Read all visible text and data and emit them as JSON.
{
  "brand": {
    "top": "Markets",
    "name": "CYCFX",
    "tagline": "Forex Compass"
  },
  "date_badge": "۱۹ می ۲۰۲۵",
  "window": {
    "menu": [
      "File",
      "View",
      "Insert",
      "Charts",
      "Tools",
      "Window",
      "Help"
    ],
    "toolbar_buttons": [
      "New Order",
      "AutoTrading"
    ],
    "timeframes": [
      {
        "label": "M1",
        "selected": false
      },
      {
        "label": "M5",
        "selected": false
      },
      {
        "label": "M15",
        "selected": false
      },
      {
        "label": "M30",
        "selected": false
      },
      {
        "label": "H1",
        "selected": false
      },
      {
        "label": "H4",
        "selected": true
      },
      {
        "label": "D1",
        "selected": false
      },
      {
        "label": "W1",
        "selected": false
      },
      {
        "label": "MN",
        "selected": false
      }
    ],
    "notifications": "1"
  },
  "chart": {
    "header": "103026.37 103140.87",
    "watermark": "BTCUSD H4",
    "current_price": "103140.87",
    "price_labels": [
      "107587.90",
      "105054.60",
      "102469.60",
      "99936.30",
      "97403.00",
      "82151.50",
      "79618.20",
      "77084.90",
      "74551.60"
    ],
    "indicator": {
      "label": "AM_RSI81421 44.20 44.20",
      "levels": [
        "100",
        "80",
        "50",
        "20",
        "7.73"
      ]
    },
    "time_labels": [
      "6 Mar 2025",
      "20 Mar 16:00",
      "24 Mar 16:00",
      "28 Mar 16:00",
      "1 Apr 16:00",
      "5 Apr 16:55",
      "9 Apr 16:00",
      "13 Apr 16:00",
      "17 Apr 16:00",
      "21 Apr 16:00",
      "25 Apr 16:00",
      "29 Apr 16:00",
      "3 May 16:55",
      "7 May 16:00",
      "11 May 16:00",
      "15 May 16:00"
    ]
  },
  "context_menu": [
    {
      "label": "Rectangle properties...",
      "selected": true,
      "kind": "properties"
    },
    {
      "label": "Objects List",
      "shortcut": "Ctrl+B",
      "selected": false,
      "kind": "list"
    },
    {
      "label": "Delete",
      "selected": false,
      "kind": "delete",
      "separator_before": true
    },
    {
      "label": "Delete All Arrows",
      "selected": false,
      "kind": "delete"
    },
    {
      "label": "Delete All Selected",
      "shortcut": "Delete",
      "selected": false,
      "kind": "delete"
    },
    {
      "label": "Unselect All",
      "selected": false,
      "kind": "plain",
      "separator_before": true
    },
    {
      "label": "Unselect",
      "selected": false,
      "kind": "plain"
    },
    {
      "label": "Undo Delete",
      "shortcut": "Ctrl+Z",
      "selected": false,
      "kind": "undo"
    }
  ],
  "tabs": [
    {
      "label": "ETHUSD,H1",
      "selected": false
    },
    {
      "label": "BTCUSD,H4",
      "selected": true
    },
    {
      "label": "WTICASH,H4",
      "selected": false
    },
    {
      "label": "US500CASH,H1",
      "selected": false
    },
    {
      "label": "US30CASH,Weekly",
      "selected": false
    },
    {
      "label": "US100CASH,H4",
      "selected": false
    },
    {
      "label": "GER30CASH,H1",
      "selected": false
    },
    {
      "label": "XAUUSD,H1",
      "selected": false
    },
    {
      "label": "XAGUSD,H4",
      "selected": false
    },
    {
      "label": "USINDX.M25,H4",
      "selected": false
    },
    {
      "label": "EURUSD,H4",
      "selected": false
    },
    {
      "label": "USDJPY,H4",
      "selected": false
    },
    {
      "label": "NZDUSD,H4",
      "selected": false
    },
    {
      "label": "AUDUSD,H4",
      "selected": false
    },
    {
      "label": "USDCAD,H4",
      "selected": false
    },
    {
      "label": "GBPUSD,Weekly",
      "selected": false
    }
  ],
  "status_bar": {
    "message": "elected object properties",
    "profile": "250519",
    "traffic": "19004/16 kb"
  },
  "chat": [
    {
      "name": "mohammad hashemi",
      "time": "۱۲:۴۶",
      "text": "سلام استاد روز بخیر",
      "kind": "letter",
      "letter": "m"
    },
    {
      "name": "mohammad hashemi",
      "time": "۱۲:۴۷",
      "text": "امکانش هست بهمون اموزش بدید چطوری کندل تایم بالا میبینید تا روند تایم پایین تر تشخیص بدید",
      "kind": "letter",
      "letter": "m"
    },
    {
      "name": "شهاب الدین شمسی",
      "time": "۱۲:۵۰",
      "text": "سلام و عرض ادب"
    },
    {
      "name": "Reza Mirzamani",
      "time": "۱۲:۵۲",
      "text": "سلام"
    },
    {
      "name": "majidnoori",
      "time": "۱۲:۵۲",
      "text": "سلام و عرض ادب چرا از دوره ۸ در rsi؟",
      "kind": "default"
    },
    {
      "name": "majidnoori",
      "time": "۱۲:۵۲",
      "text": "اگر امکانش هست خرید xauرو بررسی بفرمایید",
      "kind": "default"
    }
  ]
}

* * * *

**Exercise aim**
Retype all of the material, keeping each line exact.

**Result of the exercise**
Read all visible text and data and emit them as JSON.
{
  "brand": {
    "top": "Markets",
    "name": "CYCFX",
    "tagline": "Forex Compass"
  },
  "date_badge": "۱۹ می ۲۰۲۵",
  "window": {
    "menu": [
      "File",
      "View",
      "Insert",
      "Charts",
      "Tools",
      "Window",
      "Help"
    ],
    "toolbar_buttons": [
      "New Order",
      "AutoTrading"
    ],
    "timeframes": [
      {
        "label": "M1",
        "selected": false
      },
      {
        "label": "M5",
        "selected": false
      },
      {
        "label": "M15",
        "selected": false
      },
      {
        "label": "M30",
        "selected": false
      },
      {
        "label": "H1",
        "selected": false
      },
      {
        "label": "H4",
        "selected": true
      },
      {
        "label": "D1",
        "selected": false
      },
      {
        "label": "W1",
        "selected": false
      },
      {
        "label": "MN",
        "selected": false
      }
    ],
    "notifications": "1"
  },
  "chart": {
    "header": "103026.37 103140.87",
    "watermark": "BTCUSD H4",
    "current_price": "103140.87",
    "price_labels": [
      "107587.90",
      "105054.60",
      "102469.60",
      "99936.30",
      "97403.00",
      "82151.50",
      "79618.20",
      "77084.90",
      "74551.60"
    ],
    "indicator": {
      "label": "AM_RSI81421 44.20 44.20",
      "levels": [
        "100",
        "80",
        "50",
        "20",
        "7.73"
      ]
    },
    "time_labels": [
      "6 Mar 2025",
      "20 Mar 16:00",
      "24 Mar 16:00",
      "28 Mar 16:00",
      "1 Apr 16:00",
      "5 Apr 16:55",
      "9 Apr 16:00",
      "13 Apr 16:00",
      "17 Apr 16:00",
      "21 Apr 16:00",
      "25 Apr 16:00",
      "29 Apr 16:00",
      "3 May 16:55",
      "7 May 16:00",
      "11 May 16:00",
      "15 May 16:00"
    ]
  },
  "context_menu": [
    {
      "label": "Rectangle properties...",
      "selected": true,
      "kind": "properties"
    },
    {
      "label": "Objects List",
      "shortcut": "Ctrl+B",
      "selected": false,
      "kind": "list"
    },
    {
      "label": "Delete",
      "selected": false,
      "kind": "delete",
      "separator_before": true
    },
    {
      "label": "Delete All Arrows",
      "selected": false,
      "kind": "delete"
    },
    {
      "label": "Delete All Selected",
      "shortcut": "Delete",
      "selected": false,
      "kind": "delete"
    },
    {
      "label": "Unselect All",
      "selected": false,
      "kind": "plain",
      "separator_before": true
    },
    {
      "label": "Unselect",
      "selected": false,
      "kind": "plain"
    },
    {
      "label": "Undo Delete",
      "shortcut": "Ctrl+Z",
      "selected": false,
      "kind": "undo"
    }
  ],
  "tabs": [
    {
      "label": "ETHUSD,H1",
      "selected": false
    },
    {
      "label": "BTCUSD,H4",
      "selected": true
    },
    {
      "label": "WTICASH,H4",
      "selected": false
    },
    {
      "label": "US500CASH,H1",
      "selected": false
    },
    {
      "label": "US30CASH,Weekly",
      "selected": false
    },
    {
      "label": "US100CASH,H4",
      "selected": false
    },
    {
      "label": "GER30CASH,H1",
      "selected": false
    },
    {
      "label": "XAUUSD,H1",
      "selected": false
    },
    {
      "label": "XAGUSD,H4",
      "selected": false
    },
    {
      "label": "USINDX.M25,H4",
      "selected": false
    },
    {
      "label": "EURUSD,H4",
      "selected": false
    },
    {
      "label": "USDJPY,H4",
      "selected": false
    },
    {
      "label": "NZDUSD,H4",
      "selected": false
    },
    {
      "label": "AUDUSD,H4",
      "selected": false
    },
    {
      "label": "USDCAD,H4",
      "selected": false
    },
    {
      "label": "GBPUSD,Weekly",
      "selected": false
    }
  ],
  "status_bar": {
    "message": "elected object properties",
    "profile": "250519",
    "traffic": "19004/16 kb"
  },
  "chat": [
    {
      "name": "mohammad hashemi",
      "time": "۱۲:۴۶",
      "text": "سلام استاد روز بخیر",
      "kind": "letter",
      "letter": "m"
    },
    {
      "name": "mohammad hashemi",
      "time": "۱۲:۴۷",
      "text": "امکانش هست بهمون اموزش بدید چطوری کندل تایم بالا میبینید تا روند تایم پایین تر تشخیص بدید",
      "kind": "letter",
      "letter": "m"
    },
    {
      "name": "شهاب الدین شمسی",
      "time": "۱۲:۵۰",
      "text": "سلام و عرض ادب"
    },
    {
      "name": "Reza Mirzamani",
      "time": "۱۲:۵۲",
      "text": "سلام"
    },
    {
      "name": "majidnoori",
      "time": "۱۲:۵۲",
      "text": "سلام و عرض ادب چرا از دوره ۸ در rsi؟",
      "kind": "default"
    },
    {
      "name": "majidnoori",
      "time": "۱۲:۵۲",
      "text": "اگر امکانش هست خرید xauرو بررسی بفرمایید",
      "kind": "default"
    }
  ]
}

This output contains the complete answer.